_Your objective_. Print all of the entries exactly, minus the pictures.
····················
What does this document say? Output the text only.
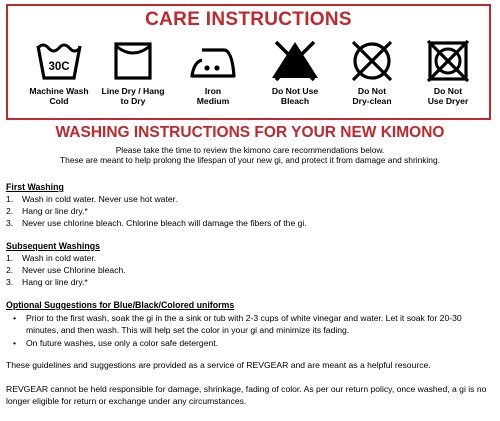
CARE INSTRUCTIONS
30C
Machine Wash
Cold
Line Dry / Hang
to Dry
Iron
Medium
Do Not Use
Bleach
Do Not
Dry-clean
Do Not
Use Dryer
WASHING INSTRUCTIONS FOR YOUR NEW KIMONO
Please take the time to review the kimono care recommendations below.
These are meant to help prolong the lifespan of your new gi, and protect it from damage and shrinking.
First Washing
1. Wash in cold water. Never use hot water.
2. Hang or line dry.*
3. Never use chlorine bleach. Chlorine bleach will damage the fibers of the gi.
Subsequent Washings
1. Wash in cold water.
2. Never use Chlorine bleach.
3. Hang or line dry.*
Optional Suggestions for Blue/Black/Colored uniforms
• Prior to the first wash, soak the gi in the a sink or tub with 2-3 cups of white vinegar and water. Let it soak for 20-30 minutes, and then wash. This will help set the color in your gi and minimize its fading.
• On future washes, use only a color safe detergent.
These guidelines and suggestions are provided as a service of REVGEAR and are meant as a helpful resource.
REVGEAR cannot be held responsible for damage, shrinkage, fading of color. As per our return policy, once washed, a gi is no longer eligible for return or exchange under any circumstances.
····················
_Answer for the task_.
What does this document say? Output the text only.
CARE INSTRUCTIONS
30C
Machine Wash
Cold
Line Dry / Hang
to Dry
Iron
Medium
Do Not Use
Bleach
Do Not
Dry-clean
Do Not
Use Dryer
WASHING INSTRUCTIONS FOR YOUR NEW KIMONO
Please take the time to review the kimono care recommendations below.
These are meant to help prolong the lifespan of your new gi, and protect it from damage and shrinking.
First Washing
1. Wash in cold water. Never use hot water.
2. Hang or line dry.*
3. Never use chlorine bleach. Chlorine bleach will damage the fibers of the gi.
Subsequent Washings
1. Wash in cold water.
2. Never use Chlorine bleach.
3. Hang or line dry.*
Optional Suggestions for Blue/Black/Colored uniforms
• Prior to the first wash, soak the gi in the a sink or tub with 2-3 cups of white vinegar and water. Let it soak for 20-30 minutes, and then wash. This will help set the color in your gi and minimize its fading.
• On future washes, use only a color safe detergent.
These guidelines and suggestions are provided as a service of REVGEAR and are meant as a helpful resource.
REVGEAR cannot be held responsible for damage, shrinkage, fading of color. As per our return policy, once washed, a gi is no longer eligible for return or exchange under any circumstances.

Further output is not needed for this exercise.